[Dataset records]
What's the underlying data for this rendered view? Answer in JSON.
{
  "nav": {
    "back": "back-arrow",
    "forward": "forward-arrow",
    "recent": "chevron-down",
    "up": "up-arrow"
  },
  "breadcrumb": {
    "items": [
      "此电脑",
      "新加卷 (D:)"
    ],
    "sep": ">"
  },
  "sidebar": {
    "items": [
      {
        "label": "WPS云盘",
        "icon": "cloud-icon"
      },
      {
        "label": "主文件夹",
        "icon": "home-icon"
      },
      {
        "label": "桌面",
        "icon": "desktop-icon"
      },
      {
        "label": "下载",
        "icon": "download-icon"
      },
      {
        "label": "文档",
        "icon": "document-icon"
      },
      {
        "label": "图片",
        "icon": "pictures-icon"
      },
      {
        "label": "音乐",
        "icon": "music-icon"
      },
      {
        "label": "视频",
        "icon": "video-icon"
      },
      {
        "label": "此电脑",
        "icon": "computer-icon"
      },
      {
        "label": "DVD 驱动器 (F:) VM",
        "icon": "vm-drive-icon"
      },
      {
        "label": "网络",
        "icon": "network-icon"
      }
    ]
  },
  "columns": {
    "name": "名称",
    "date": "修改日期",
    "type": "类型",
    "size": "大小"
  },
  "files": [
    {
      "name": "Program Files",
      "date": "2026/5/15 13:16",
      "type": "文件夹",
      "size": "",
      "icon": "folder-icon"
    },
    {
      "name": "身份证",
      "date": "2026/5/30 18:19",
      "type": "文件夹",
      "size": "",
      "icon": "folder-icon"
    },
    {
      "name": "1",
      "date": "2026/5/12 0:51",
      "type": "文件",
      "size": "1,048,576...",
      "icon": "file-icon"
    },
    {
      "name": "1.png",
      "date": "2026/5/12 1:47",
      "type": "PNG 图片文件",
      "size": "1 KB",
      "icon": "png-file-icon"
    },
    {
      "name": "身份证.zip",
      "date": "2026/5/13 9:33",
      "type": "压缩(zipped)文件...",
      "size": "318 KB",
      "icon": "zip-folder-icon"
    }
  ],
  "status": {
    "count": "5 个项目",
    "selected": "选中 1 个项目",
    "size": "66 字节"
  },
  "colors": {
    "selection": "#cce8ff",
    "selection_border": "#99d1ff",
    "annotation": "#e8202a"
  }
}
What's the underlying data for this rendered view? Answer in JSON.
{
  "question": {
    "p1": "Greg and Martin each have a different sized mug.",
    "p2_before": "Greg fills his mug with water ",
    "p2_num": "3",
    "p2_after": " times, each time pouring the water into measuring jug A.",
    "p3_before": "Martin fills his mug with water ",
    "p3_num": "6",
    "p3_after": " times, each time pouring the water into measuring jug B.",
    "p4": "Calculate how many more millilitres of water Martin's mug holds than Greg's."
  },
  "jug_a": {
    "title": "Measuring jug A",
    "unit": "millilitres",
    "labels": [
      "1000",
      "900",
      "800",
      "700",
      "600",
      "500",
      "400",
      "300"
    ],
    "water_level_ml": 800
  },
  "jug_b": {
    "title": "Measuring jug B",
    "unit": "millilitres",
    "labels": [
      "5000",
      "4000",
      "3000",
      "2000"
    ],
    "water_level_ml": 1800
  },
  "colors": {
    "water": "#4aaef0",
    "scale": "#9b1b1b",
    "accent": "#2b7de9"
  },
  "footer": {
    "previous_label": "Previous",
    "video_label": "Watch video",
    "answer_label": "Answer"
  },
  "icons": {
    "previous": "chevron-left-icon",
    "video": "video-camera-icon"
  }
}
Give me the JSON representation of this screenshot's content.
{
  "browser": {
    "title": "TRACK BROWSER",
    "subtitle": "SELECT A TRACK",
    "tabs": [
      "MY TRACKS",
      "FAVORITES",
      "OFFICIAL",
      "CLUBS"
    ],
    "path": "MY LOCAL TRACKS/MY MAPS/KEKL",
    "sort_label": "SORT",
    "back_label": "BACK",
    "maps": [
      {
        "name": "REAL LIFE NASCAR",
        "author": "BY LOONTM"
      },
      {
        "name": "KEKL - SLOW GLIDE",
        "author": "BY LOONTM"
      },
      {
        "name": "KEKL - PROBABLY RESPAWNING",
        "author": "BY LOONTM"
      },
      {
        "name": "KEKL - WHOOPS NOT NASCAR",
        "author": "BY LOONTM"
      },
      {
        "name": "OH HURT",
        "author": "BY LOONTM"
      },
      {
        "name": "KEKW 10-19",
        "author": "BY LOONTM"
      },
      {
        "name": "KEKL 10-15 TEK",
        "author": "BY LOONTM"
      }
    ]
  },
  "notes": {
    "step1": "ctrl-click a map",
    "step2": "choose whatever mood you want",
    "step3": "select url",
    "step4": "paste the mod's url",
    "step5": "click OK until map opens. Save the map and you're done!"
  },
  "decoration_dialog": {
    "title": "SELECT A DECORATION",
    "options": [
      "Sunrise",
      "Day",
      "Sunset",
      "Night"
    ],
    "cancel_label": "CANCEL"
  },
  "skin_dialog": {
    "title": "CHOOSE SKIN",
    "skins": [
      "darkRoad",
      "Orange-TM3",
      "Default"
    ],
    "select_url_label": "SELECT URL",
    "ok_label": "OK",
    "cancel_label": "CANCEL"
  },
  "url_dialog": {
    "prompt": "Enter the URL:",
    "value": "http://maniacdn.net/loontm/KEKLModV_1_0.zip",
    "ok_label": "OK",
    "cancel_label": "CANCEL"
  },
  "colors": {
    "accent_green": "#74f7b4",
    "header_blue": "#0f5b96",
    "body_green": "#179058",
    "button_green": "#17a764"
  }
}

### The problem
The records above need to be transcribed in full. Keep every character unchanged.

### Result of this task
What's the underlying data for this rendered view? Answer in JSON.
{
  "nav": {
    "back": "back-arrow",
    "forward": "forward-arrow",
    "recent": "chevron-down",
    "up": "up-arrow"
  },
  "breadcrumb": {
    "items": [
      "此电脑",
      "新加卷 (D:)"
    ],
    "sep": ">"
  },
  "sidebar": {
    "items": [
      {
        "label": "WPS云盘",
        "icon": "cloud-icon"
      },
      {
        "label": "主文件夹",
        "icon": "home-icon"
      },
      {
        "label": "桌面",
        "icon": "desktop-icon"
      },
      {
        "label": "下载",
        "icon": "download-icon"
      },
      {
        "label": "文档",
        "icon": "document-icon"
      },
      {
        "label": "图片",
        "icon": "pictures-icon"
      },
      {
        "label": "音乐",
        "icon": "music-icon"
      },
      {
        "label": "视频",
        "icon": "video-icon"
      },
      {
        "label": "此电脑",
        "icon": "computer-icon"
      },
      {
        "label": "DVD 驱动器 (F:) VM",
        "icon": "vm-drive-icon"
      },
      {
        "label": "网络",
        "icon": "network-icon"
      }
    ]
  },
  "columns": {
    "name": "名称",
    "date": "修改日期",
    "type": "类型",
    "size": "大小"
  },
  "files": [
    {
      "name": "Program Files",
      "date": "2026/5/15 13:16",
      "type": "文件夹",
      "size": "",
      "icon": "folder-icon"
    },
    {
      "name": "身份证",
      "date": "2026/5/30 18:19",
      "type": "文件夹",
      "size": "",
      "icon": "folder-icon"
    },
    {
      "name": "1",
      "date": "2026/5/12 0:51",
      "type": "文件",
      "size": "1,048,576...",
      "icon": "file-icon"
    },
    {
      "name": "1.png",
      "date": "2026/5/12 1:47",
      "type": "PNG 图片文件",
      "size": "1 KB",
      "icon": "png-file-icon"
    },
    {
      "name": "身份证.zip",
      "date": "2026/5/13 9:33",
      "type": "压缩(zipped)文件...",
      "size": "318 KB",
      "icon": "zip-folder-icon"
    }
  ],
  "status": {
    "count": "5 个项目",
    "selected": "选中 1 个项目",
    "size": "66 字节"
  },
  "colors": {
    "selection": "#cce8ff",
    "selection_border": "#99d1ff",
    "annotation": "#e8202a"
  }
}
What's the underlying data for this rendered view? Answer in JSON.
{
  "question": {
    "p1": "Greg and Martin each have a different sized mug.",
    "p2_before": "Greg fills his mug with water ",
    "p2_num": "3",
    "p2_after": " times, each time pouring the water into measuring jug A.",
    "p3_before": "Martin fills his mug with water ",
    "p3_num": "6",
    "p3_after": " times, each time pouring the water into measuring jug B.",
    "p4": "Calculate how many more millilitres of water Martin's mug holds than Greg's."
  },
  "jug_a": {
    "title": "Measuring jug A",
    "unit": "millilitres",
    "labels": [
      "1000",
      "900",
      "800",
      "700",
      "600",
      "500",
      "400",
      "300"
    ],
    "water_level_ml": 800
  },
  "jug_b": {
    "title": "Measuring jug B",
    "unit": "millilitres",
    "labels": [
      "5000",
      "4000",
      "3000",
      "2000"
    ],
    "water_level_ml": 1800
  },
  "colors": {
    "water": "#4aaef0",
    "scale": "#9b1b1b",
    "accent": "#2b7de9"
  },
  "footer": {
    "previous_label": "Previous",
    "video_label": "Watch video",
    "answer_label": "Answer"
  },
  "icons": {
    "previous": "chevron-left-icon",
    "video": "video-camera-icon"
  }
}
Give me the JSON representation of this screenshot's content.
{
  "browser": {
    "title": "TRACK BROWSER",
    "subtitle": "SELECT A TRACK",
    "tabs": [
      "MY TRACKS",
      "FAVORITES",
      "OFFICIAL",
      "CLUBS"
    ],
    "path": "MY LOCAL TRACKS/MY MAPS/KEKL",
    "sort_label": "SORT",
    "back_label": "BACK",
    "maps": [
      {
        "name": "REAL LIFE NASCAR",
        "author": "BY LOONTM"
      },
      {
        "name": "KEKL - SLOW GLIDE",
        "author": "BY LOONTM"
      },
      {
        "name": "KEKL - PROBABLY RESPAWNING",
        "author": "BY LOONTM"
      },
      {
        "name": "KEKL - WHOOPS NOT NASCAR",
        "author": "BY LOONTM"
      },
      {
        "name": "OH HURT",
        "author": "BY LOONTM"
      },
      {
        "name": "KEKW 10-19",
        "author": "BY LOONTM"
      },
      {
        "name": "KEKL 10-15 TEK",
        "author": "BY LOONTM"
      }
    ]
  },
  "notes": {
    "step1": "ctrl-click a map",
    "step2": "choose whatever mood you want",
    "step3": "select url",
    "step4": "paste the mod's url",
    "step5": "click OK until map opens. Save the map and you're done!"
  },
  "decoration_dialog": {
    "title": "SELECT A DECORATION",
    "options": [
      "Sunrise",
      "Day",
      "Sunset",
      "Night"
    ],
    "cancel_label": "CANCEL"
  },
  "skin_dialog": {
    "title": "CHOOSE SKIN",
    "skins": [
      "darkRoad",
      "Orange-TM3",
      "Default"
    ],
    "select_url_label": "SELECT URL",
    "ok_label": "OK",
    "cancel_label": "CANCEL"
  },
  "url_dialog": {
    "prompt": "Enter the URL:",
    "value": "http://maniacdn.net/loontm/KEKLModV_1_0.zip",
    "ok_label": "OK",
    "cancel_label": "CANCEL"
  },
  "colors": {
    "accent_green": "#74f7b4",
    "header_blue": "#0f5b96",
    "body_green": "#179058",
    "button_green": "#17a764"
  }
}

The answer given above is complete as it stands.